Task description: Each line that contains the word "LOUIS" counts once; give the total for the records below and nothing else.

__________________________________________________

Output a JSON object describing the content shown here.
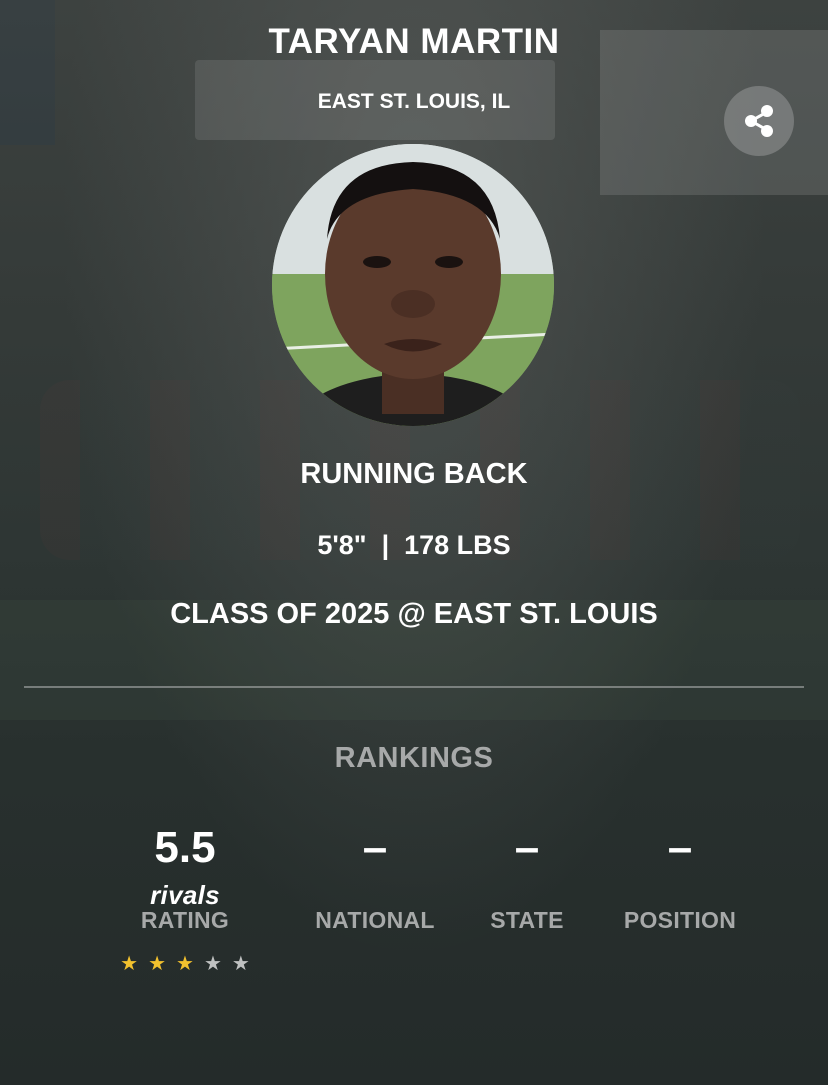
{
  "player": {
    "name": "TARYAN MARTIN",
    "hometown": "EAST ST. LOUIS, IL",
    "position": "RUNNING BACK",
    "measurements": "5'8\"  |  178 LBS",
    "class_line": "CLASS OF 2025 @ EAST ST. LOUIS"
  },
  "share": {
    "icon": "share-icon"
  },
  "rankings": {
    "title": "RANKINGS",
    "rating": {
      "value": "5.5",
      "brand": "rivals",
      "label": "RATING",
      "stars_filled": 3,
      "stars_total": 5
    },
    "national": {
      "value": "–",
      "label": "NATIONAL"
    },
    "state": {
      "value": "–",
      "label": "STATE"
    },
    "position": {
      "value": "–",
      "label": "POSITION"
    }
  },
  "colors": {
    "star_active": "#f2c12e",
    "star_inactive": "#bfc1c1",
    "label_gray": "#a7a9a9"
  }
}
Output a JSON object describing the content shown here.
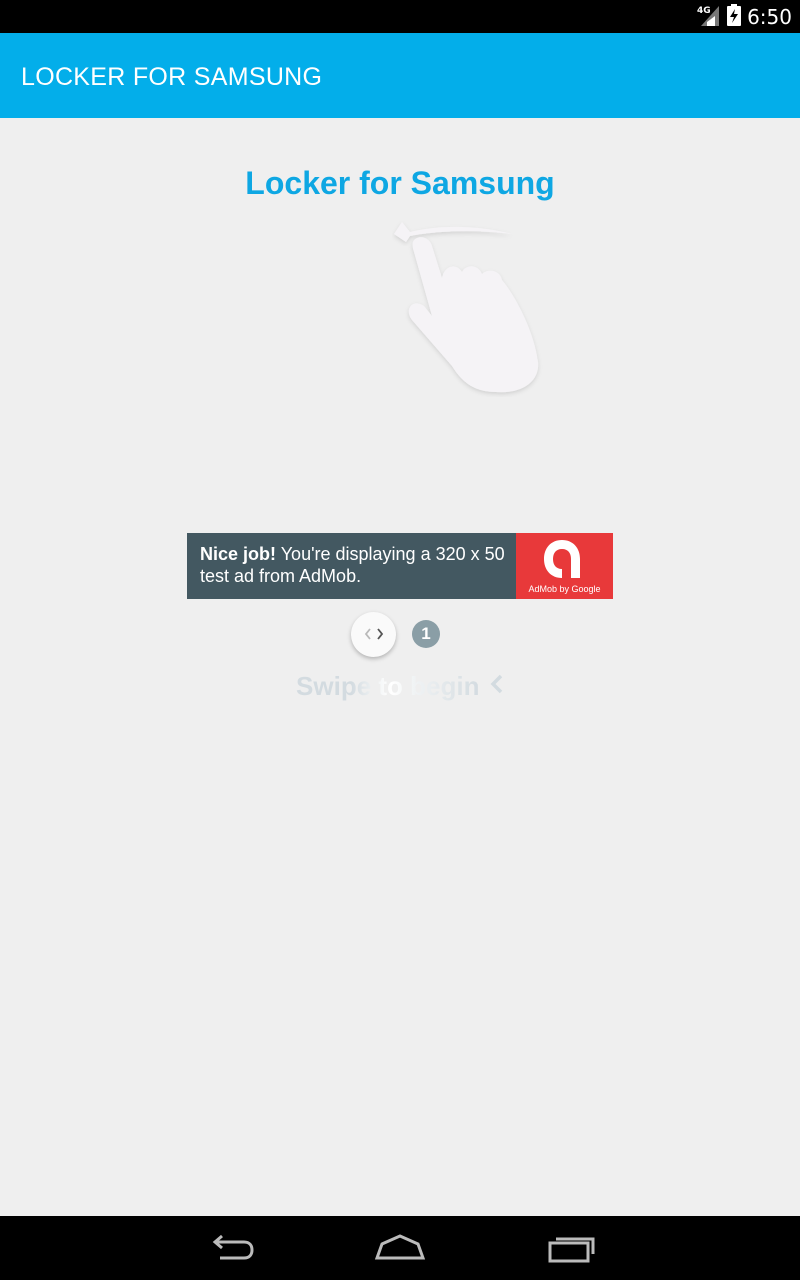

__________________________________________________

Reply: 2